= REQUIREMENT =
Tally the lines in the listing below that contain "рабочих" and report the tally alone.

= DATA RECORDS =
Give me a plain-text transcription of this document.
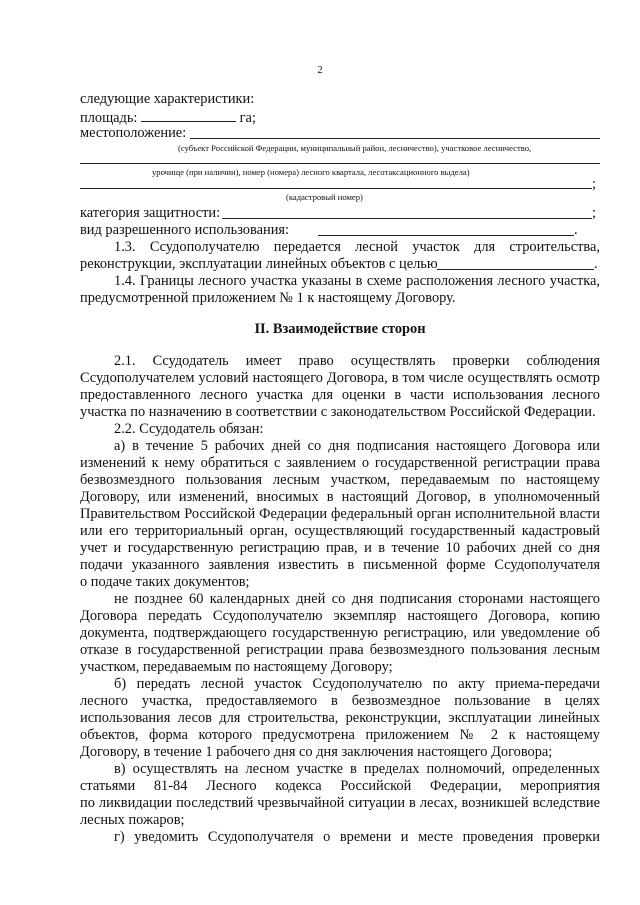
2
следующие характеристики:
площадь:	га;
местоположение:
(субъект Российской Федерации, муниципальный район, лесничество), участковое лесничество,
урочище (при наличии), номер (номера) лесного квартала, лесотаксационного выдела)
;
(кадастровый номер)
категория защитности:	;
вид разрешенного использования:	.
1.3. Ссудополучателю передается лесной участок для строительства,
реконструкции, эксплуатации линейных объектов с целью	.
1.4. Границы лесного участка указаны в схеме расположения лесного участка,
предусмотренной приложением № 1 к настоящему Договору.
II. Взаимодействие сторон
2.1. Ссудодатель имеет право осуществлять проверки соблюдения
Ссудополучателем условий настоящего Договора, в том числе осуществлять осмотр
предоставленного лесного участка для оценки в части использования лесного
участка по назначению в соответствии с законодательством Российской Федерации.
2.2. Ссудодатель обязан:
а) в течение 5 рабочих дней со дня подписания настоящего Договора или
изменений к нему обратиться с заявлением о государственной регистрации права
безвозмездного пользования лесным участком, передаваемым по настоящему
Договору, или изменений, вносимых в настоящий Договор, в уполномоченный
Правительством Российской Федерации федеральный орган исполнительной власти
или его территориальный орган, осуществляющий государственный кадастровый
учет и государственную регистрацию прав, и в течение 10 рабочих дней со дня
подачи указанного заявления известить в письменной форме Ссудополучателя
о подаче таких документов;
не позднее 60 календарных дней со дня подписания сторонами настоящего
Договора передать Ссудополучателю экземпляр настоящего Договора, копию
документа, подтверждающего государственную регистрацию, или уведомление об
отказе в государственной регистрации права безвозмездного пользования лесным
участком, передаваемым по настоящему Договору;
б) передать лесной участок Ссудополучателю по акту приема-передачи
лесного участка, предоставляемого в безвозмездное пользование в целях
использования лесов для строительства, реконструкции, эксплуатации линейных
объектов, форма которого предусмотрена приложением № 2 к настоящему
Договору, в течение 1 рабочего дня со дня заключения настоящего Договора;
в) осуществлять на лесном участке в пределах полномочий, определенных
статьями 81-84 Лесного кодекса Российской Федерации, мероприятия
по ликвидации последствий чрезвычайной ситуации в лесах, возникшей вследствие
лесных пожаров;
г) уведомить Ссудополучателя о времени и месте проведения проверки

= THE RESPONSE =
2